Set each record down exactly, excluding all images.
----- MATERIAL SUPPLIED
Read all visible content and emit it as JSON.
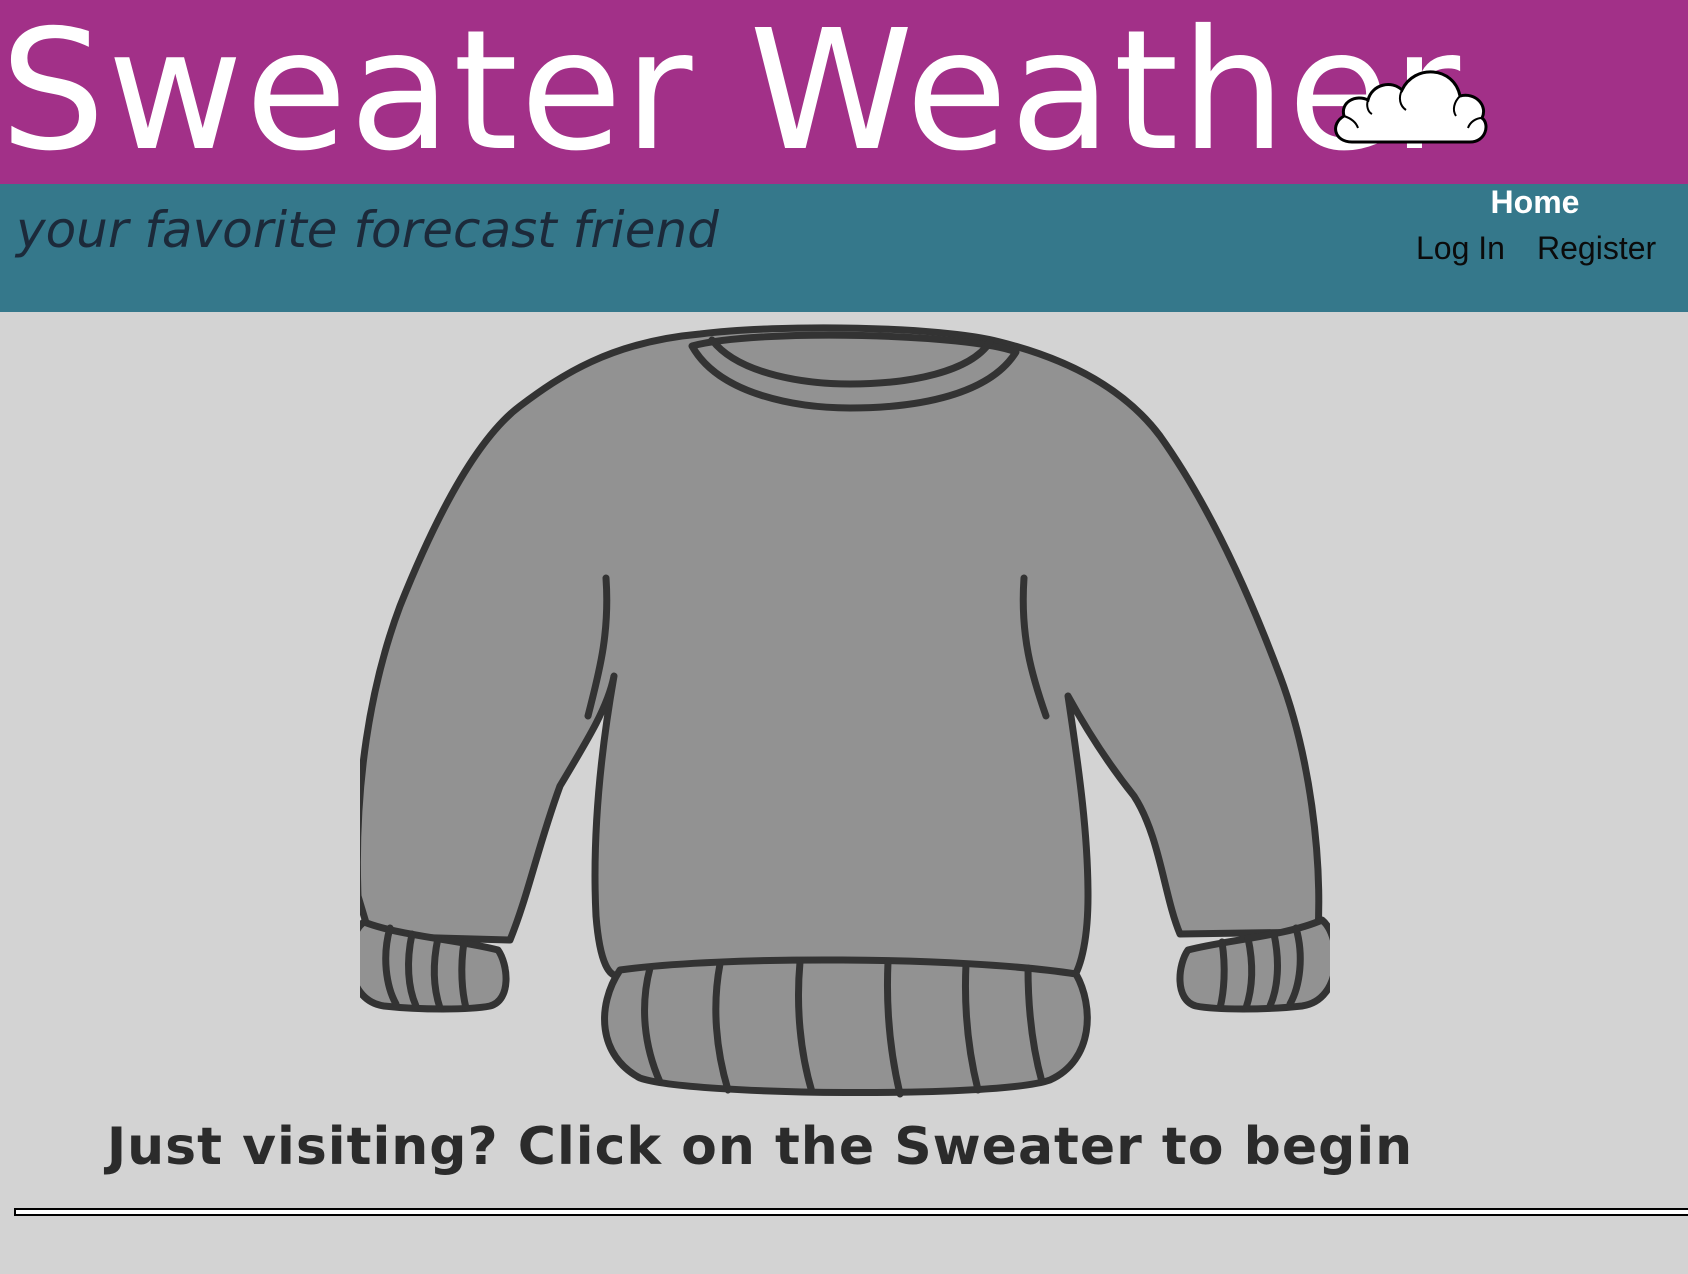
{
  "header": {
    "title": "Sweater Weather",
    "cloud_icon": "cloud-icon",
    "background_color": "#a23088"
  },
  "subheader": {
    "tagline": "your favorite forecast friend",
    "background_color": "#35788b"
  },
  "nav": {
    "home": "Home",
    "login": "Log In",
    "register": "Register"
  },
  "main": {
    "sweater_icon": "sweater-icon",
    "cta_text": "Just visiting? Click on the Sweater to begin",
    "background_color": "#d3d3d3"
  }
}
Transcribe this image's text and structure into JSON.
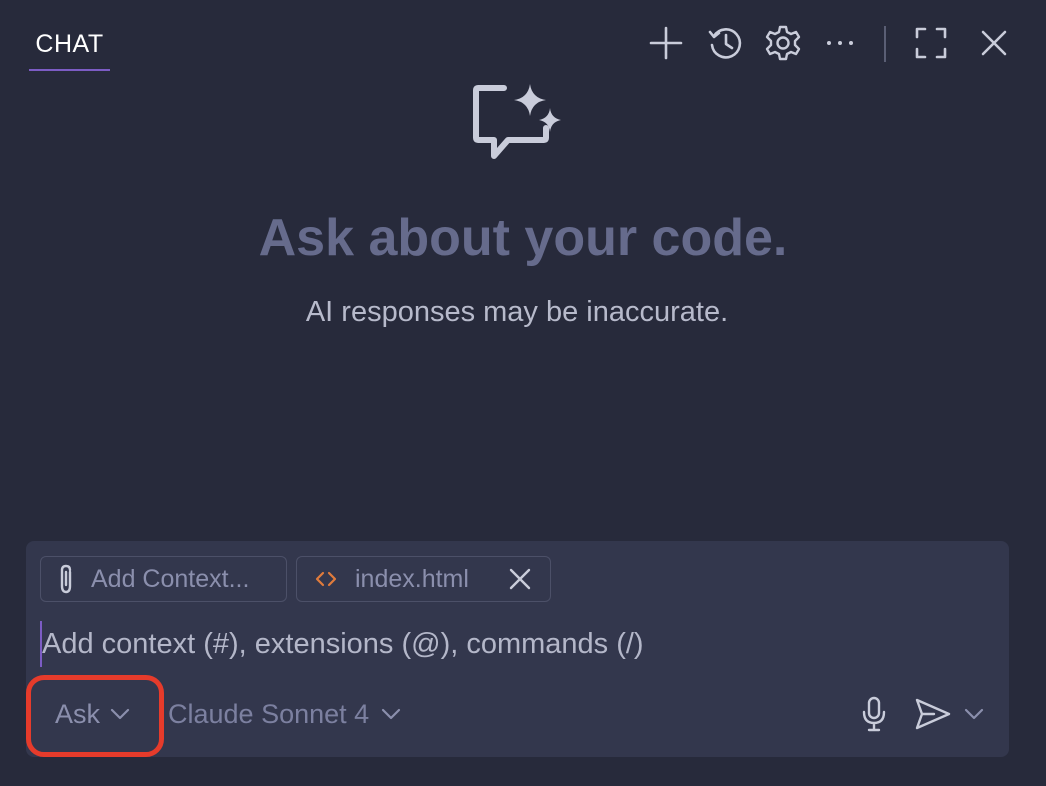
----------
[EXPECTED ANSWER]:
Read all visible content and emit it as JSON.
{
  "header": {
    "title": "Sweater Weather",
    "cloud_icon": "cloud-icon",
    "background_color": "#a23088"
  },
  "subheader": {
    "tagline": "your favorite forecast friend",
    "background_color": "#35788b"
  },
  "nav": {
    "home": "Home",
    "login": "Log In",
    "register": "Register"
  },
  "main": {
    "sweater_icon": "sweater-icon",
    "cta_text": "Just visiting? Click on the Sweater to begin",
    "background_color": "#d3d3d3"
  }
}
Transcribe this image's text and structure into JSON.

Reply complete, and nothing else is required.